__DATA FOR THIS EXERCISE__.

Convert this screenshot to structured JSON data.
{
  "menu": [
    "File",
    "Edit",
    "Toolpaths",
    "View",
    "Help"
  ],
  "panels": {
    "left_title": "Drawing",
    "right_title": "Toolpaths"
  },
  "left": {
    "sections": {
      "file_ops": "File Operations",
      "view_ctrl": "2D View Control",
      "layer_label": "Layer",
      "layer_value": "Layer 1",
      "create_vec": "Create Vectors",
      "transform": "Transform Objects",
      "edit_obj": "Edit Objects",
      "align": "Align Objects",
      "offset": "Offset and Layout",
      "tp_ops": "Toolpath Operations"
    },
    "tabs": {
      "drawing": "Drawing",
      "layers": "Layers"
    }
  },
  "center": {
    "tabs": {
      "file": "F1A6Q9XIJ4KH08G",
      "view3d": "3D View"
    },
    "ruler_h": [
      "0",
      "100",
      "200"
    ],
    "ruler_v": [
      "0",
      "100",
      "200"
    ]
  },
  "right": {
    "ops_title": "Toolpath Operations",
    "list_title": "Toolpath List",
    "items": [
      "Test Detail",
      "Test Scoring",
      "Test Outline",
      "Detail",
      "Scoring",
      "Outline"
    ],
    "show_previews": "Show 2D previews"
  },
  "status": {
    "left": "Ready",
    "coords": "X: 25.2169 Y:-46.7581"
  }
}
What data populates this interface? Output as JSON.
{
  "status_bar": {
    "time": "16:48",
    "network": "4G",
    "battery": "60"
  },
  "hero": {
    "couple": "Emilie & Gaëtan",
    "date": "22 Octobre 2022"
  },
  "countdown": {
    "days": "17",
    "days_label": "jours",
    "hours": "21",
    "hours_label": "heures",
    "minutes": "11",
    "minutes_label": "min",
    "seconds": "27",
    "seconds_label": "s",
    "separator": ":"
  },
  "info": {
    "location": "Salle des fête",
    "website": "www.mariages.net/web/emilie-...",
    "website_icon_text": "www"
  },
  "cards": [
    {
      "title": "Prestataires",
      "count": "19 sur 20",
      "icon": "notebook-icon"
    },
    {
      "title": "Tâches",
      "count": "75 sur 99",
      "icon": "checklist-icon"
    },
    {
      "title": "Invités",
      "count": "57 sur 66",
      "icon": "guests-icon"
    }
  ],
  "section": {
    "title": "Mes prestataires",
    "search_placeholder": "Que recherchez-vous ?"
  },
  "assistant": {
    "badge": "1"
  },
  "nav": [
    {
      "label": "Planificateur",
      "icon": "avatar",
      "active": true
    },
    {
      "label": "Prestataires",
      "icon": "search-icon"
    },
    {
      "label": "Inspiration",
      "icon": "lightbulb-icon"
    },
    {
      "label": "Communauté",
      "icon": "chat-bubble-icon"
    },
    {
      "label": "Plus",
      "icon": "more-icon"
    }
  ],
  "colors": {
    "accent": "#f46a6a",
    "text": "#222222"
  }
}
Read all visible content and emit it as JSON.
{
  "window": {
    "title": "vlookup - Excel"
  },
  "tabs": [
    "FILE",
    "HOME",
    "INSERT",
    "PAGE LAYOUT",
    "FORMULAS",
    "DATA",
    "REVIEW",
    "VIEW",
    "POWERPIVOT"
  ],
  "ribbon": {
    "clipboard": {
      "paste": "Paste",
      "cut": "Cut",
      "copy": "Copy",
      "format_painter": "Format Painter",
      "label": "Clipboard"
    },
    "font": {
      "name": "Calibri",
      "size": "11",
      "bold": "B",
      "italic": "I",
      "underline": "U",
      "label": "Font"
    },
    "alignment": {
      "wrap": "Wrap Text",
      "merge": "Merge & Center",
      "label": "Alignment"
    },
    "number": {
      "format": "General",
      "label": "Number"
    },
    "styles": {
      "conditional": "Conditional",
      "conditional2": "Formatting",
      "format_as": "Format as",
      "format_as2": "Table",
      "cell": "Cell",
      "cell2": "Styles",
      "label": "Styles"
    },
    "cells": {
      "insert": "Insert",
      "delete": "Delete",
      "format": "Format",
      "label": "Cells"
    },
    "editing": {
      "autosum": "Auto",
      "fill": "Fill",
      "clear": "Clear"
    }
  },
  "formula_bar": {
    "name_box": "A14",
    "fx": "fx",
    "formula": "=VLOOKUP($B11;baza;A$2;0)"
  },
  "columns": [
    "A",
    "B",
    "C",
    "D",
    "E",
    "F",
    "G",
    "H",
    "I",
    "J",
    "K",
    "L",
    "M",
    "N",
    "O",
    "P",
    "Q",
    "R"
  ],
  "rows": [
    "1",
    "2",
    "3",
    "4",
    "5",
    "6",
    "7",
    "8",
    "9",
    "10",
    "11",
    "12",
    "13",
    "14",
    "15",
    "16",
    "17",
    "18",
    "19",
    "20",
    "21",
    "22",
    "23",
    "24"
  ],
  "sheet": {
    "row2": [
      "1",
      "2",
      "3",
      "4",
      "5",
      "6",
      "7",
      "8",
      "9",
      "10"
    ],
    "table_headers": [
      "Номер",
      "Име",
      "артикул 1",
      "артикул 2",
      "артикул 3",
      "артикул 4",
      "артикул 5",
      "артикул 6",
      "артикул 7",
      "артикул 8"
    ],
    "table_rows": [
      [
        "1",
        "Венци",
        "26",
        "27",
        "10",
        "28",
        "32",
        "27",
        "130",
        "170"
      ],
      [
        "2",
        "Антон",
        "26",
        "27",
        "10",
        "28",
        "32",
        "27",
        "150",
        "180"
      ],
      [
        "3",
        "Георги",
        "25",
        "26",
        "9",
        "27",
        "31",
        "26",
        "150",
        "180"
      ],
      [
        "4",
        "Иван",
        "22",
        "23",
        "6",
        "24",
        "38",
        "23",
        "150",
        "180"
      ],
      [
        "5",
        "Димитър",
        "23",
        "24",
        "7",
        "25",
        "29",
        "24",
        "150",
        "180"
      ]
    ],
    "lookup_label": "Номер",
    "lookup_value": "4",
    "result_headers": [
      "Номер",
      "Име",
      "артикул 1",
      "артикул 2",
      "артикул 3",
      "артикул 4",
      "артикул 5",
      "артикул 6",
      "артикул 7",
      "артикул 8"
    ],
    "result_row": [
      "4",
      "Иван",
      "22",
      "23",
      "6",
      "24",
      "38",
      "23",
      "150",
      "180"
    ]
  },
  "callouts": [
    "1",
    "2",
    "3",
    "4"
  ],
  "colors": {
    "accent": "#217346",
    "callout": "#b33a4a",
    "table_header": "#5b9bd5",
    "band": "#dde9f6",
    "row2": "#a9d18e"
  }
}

__REQUIRED TASK__. The word "Objects" may turn up on some lines of these records; say how many, with no other words.

__WRITTEN RESPONSE__. 3